For the string "stomach", count the lines in the records below that contain it. Answer with that number alone.
*** Dataset records ***
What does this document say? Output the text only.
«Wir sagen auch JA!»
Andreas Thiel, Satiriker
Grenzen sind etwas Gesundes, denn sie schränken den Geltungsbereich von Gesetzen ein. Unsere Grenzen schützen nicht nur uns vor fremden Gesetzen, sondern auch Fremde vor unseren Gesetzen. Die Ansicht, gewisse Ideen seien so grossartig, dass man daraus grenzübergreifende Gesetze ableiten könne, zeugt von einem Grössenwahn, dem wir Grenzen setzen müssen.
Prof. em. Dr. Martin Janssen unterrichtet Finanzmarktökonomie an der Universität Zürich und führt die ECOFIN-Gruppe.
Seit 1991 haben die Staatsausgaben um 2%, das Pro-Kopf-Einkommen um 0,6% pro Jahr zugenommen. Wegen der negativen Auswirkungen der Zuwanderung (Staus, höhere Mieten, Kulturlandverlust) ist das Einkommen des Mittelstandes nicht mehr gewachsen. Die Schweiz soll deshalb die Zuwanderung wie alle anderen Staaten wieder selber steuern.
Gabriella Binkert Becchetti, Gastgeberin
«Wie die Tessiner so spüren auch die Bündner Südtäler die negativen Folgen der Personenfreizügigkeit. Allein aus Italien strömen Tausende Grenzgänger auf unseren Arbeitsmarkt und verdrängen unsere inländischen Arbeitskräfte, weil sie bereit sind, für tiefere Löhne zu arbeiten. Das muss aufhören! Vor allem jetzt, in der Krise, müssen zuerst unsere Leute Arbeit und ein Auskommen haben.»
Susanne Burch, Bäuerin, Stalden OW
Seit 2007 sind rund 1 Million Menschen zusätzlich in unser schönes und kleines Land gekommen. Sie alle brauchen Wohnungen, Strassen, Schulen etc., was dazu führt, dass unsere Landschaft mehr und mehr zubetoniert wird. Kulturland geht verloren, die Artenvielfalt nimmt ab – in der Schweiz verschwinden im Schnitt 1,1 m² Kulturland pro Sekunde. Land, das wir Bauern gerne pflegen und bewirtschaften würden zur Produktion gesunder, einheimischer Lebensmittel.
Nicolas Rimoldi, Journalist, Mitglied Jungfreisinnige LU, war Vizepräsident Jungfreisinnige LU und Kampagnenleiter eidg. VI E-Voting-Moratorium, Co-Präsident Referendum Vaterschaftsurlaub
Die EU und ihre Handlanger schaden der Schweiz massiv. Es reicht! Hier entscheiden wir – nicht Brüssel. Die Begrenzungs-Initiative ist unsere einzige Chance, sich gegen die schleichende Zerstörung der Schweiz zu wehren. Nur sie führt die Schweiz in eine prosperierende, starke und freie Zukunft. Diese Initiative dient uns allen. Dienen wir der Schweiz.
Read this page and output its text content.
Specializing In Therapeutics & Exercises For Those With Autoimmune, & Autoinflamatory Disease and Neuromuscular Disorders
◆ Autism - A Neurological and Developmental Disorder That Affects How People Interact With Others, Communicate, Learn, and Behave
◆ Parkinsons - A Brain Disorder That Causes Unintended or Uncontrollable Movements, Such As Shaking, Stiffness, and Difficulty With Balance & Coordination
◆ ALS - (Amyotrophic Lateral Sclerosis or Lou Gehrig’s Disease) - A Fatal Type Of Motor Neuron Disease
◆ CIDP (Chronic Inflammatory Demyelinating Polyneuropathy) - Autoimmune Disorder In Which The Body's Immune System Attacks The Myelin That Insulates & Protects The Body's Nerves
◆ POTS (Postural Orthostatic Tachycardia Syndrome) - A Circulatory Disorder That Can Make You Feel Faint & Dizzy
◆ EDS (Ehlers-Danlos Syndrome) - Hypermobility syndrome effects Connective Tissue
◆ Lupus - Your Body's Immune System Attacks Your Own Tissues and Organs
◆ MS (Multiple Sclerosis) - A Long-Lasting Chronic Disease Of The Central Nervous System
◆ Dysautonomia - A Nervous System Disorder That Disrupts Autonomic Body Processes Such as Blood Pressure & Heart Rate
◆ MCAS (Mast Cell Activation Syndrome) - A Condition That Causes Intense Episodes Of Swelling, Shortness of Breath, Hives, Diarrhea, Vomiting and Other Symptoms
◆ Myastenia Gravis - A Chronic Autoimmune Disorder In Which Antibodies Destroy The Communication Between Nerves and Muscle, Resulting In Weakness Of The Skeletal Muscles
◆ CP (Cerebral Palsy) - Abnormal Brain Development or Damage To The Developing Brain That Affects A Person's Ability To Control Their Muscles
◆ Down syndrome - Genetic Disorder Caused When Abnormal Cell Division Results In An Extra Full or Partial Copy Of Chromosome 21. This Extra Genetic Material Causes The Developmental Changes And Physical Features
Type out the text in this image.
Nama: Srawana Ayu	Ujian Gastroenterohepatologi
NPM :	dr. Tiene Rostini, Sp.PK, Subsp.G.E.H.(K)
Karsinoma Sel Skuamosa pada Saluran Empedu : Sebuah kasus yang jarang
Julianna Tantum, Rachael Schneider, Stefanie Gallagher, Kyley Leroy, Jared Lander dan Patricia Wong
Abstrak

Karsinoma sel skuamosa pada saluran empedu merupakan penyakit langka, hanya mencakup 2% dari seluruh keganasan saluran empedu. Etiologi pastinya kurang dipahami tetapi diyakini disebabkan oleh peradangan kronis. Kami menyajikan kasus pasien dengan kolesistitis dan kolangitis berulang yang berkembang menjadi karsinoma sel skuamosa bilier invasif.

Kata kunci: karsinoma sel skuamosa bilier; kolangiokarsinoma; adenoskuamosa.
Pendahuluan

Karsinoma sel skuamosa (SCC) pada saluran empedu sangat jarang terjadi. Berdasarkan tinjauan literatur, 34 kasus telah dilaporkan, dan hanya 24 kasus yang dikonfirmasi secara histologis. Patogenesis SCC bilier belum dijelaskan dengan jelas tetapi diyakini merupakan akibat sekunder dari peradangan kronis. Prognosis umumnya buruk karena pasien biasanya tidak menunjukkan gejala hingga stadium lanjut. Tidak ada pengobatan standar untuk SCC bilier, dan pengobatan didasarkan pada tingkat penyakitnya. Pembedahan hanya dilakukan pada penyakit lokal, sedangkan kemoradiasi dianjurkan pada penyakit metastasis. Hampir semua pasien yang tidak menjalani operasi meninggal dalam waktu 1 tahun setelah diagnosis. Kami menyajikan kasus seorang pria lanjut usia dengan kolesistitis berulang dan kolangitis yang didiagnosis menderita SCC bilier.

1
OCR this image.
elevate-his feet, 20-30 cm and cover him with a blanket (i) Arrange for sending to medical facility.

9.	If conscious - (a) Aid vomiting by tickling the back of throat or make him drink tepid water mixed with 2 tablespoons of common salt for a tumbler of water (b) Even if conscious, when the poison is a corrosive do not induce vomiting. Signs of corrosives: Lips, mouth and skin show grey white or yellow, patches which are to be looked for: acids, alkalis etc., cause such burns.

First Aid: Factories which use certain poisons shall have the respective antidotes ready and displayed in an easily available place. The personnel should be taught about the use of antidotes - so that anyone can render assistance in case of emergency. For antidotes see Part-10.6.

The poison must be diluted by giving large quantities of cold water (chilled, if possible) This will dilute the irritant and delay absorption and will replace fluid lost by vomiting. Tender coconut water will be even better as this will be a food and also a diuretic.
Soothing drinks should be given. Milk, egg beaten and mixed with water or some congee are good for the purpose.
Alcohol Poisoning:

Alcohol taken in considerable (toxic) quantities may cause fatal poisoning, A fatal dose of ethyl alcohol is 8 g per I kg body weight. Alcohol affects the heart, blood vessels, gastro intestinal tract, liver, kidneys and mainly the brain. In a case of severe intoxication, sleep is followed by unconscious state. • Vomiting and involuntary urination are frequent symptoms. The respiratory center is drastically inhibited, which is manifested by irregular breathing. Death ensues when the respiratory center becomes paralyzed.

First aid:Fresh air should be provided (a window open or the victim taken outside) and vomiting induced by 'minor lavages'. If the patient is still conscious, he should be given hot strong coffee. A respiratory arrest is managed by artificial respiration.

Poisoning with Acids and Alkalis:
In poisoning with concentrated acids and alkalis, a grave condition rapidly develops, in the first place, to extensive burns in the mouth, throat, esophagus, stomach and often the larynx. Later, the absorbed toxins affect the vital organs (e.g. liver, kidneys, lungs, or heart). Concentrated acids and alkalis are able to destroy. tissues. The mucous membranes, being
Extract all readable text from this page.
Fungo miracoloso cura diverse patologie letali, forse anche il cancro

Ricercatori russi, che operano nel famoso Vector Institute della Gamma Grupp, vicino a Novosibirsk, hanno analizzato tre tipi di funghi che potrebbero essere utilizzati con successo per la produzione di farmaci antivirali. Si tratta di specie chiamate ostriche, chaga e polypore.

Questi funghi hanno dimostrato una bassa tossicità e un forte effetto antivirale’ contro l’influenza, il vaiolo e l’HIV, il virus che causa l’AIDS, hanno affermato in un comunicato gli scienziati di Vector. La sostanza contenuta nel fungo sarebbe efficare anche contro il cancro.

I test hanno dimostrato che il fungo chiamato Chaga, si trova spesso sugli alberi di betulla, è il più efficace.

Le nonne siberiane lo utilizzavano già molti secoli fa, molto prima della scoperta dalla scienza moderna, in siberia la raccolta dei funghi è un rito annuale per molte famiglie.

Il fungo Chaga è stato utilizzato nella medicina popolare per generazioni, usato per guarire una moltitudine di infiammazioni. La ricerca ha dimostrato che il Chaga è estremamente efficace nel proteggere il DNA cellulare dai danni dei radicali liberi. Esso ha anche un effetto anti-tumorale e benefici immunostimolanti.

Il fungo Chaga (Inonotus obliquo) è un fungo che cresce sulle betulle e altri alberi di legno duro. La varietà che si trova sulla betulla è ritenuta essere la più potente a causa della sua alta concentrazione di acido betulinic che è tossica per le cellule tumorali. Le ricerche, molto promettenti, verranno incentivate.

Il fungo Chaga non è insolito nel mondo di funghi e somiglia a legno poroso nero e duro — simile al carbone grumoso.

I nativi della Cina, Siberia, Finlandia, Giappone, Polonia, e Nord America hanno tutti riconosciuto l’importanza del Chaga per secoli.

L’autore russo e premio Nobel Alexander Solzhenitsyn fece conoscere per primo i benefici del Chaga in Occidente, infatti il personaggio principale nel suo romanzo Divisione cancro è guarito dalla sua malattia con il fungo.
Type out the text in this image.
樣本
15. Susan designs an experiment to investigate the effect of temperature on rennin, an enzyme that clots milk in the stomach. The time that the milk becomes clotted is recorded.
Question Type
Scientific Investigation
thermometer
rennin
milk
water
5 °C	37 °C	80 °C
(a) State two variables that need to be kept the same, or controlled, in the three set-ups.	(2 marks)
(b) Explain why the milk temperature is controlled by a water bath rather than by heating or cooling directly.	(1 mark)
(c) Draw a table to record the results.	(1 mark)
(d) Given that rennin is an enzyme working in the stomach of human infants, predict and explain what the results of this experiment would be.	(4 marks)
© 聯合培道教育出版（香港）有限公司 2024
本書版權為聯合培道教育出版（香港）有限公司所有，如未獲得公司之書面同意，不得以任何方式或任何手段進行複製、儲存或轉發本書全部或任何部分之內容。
*** End of Dataset records ***
Solution to the problem
3